Produce a verbatim copy of the entries listed below.

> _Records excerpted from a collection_

┌──

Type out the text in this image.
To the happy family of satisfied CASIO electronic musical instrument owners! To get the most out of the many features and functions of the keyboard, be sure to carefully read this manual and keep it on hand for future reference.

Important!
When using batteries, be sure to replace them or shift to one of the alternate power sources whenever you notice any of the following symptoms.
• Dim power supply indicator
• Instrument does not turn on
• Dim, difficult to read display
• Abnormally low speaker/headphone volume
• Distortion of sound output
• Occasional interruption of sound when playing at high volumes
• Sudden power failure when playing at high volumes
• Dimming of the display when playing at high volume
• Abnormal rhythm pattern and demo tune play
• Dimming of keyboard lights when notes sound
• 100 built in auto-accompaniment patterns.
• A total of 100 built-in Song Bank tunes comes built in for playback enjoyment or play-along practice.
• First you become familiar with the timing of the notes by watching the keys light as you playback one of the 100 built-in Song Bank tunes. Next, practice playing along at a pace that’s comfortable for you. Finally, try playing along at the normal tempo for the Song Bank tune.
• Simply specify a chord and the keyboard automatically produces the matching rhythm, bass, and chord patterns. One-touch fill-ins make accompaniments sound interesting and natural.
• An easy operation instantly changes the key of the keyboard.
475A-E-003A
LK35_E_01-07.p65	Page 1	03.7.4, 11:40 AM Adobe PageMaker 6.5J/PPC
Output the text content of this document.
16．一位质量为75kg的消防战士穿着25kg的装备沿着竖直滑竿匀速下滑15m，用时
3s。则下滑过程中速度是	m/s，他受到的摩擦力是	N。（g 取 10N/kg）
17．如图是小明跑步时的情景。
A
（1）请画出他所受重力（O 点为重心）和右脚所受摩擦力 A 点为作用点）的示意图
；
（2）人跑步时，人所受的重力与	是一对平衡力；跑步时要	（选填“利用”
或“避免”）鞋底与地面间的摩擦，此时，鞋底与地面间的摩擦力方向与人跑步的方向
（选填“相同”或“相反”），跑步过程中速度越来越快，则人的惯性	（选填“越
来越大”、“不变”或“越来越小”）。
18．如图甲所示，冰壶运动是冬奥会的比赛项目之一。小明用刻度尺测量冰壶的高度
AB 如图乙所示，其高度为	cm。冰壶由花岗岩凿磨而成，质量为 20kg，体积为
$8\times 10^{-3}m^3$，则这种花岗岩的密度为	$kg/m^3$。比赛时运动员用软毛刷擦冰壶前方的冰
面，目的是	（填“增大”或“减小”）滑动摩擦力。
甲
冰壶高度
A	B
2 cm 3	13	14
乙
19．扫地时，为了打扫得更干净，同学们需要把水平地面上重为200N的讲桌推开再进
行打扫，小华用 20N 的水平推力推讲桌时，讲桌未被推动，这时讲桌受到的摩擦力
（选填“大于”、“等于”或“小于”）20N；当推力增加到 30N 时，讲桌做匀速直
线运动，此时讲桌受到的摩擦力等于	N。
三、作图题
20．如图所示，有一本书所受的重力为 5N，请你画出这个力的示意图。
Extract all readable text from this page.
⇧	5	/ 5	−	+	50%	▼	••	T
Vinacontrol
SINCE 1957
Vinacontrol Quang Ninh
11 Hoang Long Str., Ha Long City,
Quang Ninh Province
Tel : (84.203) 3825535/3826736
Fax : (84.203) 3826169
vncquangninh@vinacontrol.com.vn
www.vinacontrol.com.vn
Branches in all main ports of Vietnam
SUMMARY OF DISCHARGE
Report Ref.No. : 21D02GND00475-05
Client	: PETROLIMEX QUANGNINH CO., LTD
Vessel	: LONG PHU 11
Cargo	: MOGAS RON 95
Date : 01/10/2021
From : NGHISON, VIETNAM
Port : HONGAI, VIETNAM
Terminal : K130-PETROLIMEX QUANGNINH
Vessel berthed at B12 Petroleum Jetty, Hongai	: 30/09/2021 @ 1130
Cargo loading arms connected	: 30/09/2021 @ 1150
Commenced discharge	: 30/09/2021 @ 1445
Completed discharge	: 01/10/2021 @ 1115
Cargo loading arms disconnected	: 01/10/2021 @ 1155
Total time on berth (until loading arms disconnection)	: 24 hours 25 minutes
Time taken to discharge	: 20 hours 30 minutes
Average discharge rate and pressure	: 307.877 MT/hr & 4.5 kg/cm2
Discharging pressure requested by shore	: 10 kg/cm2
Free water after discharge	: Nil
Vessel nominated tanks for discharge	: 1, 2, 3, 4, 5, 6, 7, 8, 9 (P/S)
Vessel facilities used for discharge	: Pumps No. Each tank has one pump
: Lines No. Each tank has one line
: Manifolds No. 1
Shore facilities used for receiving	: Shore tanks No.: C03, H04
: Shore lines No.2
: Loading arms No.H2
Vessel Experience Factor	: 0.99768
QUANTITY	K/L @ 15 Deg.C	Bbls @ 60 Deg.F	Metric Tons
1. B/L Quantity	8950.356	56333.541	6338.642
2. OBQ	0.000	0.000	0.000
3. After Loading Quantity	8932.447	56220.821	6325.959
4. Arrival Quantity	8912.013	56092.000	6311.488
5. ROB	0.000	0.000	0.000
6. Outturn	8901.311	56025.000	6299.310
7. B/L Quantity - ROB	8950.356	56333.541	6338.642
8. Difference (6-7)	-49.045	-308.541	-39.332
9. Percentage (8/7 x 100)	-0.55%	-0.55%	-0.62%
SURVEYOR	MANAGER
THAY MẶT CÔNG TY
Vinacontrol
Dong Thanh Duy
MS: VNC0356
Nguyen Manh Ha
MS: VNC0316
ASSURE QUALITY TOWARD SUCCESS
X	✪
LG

└──

> _RESULT OF THE EXERCISE_
Type out the text in this image.
To the happy family of satisfied CASIO electronic musical instrument owners! To get the most out of the many features and functions of the keyboard, be sure to carefully read this manual and keep it on hand for future reference.

Important!
When using batteries, be sure to replace them or shift to one of the alternate power sources whenever you notice any of the following symptoms.
• Dim power supply indicator
• Instrument does not turn on
• Dim, difficult to read display
• Abnormally low speaker/headphone volume
• Distortion of sound output
• Occasional interruption of sound when playing at high volumes
• Sudden power failure when playing at high volumes
• Dimming of the display when playing at high volume
• Abnormal rhythm pattern and demo tune play
• Dimming of keyboard lights when notes sound
• 100 built in auto-accompaniment patterns.
• A total of 100 built-in Song Bank tunes comes built in for playback enjoyment or play-along practice.
• First you become familiar with the timing of the notes by watching the keys light as you playback one of the 100 built-in Song Bank tunes. Next, practice playing along at a pace that’s comfortable for you. Finally, try playing along at the normal tempo for the Song Bank tune.
• Simply specify a chord and the keyboard automatically produces the matching rhythm, bass, and chord patterns. One-touch fill-ins make accompaniments sound interesting and natural.
• An easy operation instantly changes the key of the keyboard.
475A-E-003A
LK35_E_01-07.p65	Page 1	03.7.4, 11:40 AM Adobe PageMaker 6.5J/PPC
Output the text content of this document.
16．一位质量为75kg的消防战士穿着25kg的装备沿着竖直滑竿匀速下滑15m，用时
3s。则下滑过程中速度是	m/s，他受到的摩擦力是	N。（g 取 10N/kg）
17．如图是小明跑步时的情景。
A
（1）请画出他所受重力（O 点为重心）和右脚所受摩擦力 A 点为作用点）的示意图
；
（2）人跑步时，人所受的重力与	是一对平衡力；跑步时要	（选填“利用”
或“避免”）鞋底与地面间的摩擦，此时，鞋底与地面间的摩擦力方向与人跑步的方向
（选填“相同”或“相反”），跑步过程中速度越来越快，则人的惯性	（选填“越
来越大”、“不变”或“越来越小”）。
18．如图甲所示，冰壶运动是冬奥会的比赛项目之一。小明用刻度尺测量冰壶的高度
AB 如图乙所示，其高度为	cm。冰壶由花岗岩凿磨而成，质量为 20kg，体积为
$8\times 10^{-3}m^3$，则这种花岗岩的密度为	$kg/m^3$。比赛时运动员用软毛刷擦冰壶前方的冰
面，目的是	（填“增大”或“减小”）滑动摩擦力。
甲
冰壶高度
A	B
2 cm 3	13	14
乙
19．扫地时，为了打扫得更干净，同学们需要把水平地面上重为200N的讲桌推开再进
行打扫，小华用 20N 的水平推力推讲桌时，讲桌未被推动，这时讲桌受到的摩擦力
（选填“大于”、“等于”或“小于”）20N；当推力增加到 30N 时，讲桌做匀速直
线运动，此时讲桌受到的摩擦力等于	N。
三、作图题
20．如图所示，有一本书所受的重力为 5N，请你画出这个力的示意图。
Extract all readable text from this page.
⇧	5	/ 5	−	+	50%	▼	••	T
Vinacontrol
SINCE 1957
Vinacontrol Quang Ninh
11 Hoang Long Str., Ha Long City,
Quang Ninh Province
Tel : (84.203) 3825535/3826736
Fax : (84.203) 3826169
vncquangninh@vinacontrol.com.vn
www.vinacontrol.com.vn
Branches in all main ports of Vietnam
SUMMARY OF DISCHARGE
Report Ref.No. : 21D02GND00475-05
Client	: PETROLIMEX QUANGNINH CO., LTD
Vessel	: LONG PHU 11
Cargo	: MOGAS RON 95
Date : 01/10/2021
From : NGHISON, VIETNAM
Port : HONGAI, VIETNAM
Terminal : K130-PETROLIMEX QUANGNINH
Vessel berthed at B12 Petroleum Jetty, Hongai	: 30/09/2021 @ 1130
Cargo loading arms connected	: 30/09/2021 @ 1150
Commenced discharge	: 30/09/2021 @ 1445
Completed discharge	: 01/10/2021 @ 1115
Cargo loading arms disconnected	: 01/10/2021 @ 1155
Total time on berth (until loading arms disconnection)	: 24 hours 25 minutes
Time taken to discharge	: 20 hours 30 minutes
Average discharge rate and pressure	: 307.877 MT/hr & 4.5 kg/cm2
Discharging pressure requested by shore	: 10 kg/cm2
Free water after discharge	: Nil
Vessel nominated tanks for discharge	: 1, 2, 3, 4, 5, 6, 7, 8, 9 (P/S)
Vessel facilities used for discharge	: Pumps No. Each tank has one pump
: Lines No. Each tank has one line
: Manifolds No. 1
Shore facilities used for receiving	: Shore tanks No.: C03, H04
: Shore lines No.2
: Loading arms No.H2
Vessel Experience Factor	: 0.99768
QUANTITY	K/L @ 15 Deg.C	Bbls @ 60 Deg.F	Metric Tons
1. B/L Quantity	8950.356	56333.541	6338.642
2. OBQ	0.000	0.000	0.000
3. After Loading Quantity	8932.447	56220.821	6325.959
4. Arrival Quantity	8912.013	56092.000	6311.488
5. ROB	0.000	0.000	0.000
6. Outturn	8901.311	56025.000	6299.310
7. B/L Quantity - ROB	8950.356	56333.541	6338.642
8. Difference (6-7)	-49.045	-308.541	-39.332
9. Percentage (8/7 x 100)	-0.55%	-0.55%	-0.62%
SURVEYOR	MANAGER
THAY MẶT CÔNG TY
Vinacontrol
Dong Thanh Duy
MS: VNC0356
Nguyen Manh Ha
MS: VNC0316
ASSURE QUALITY TOWARD SUCCESS
X	✪
LG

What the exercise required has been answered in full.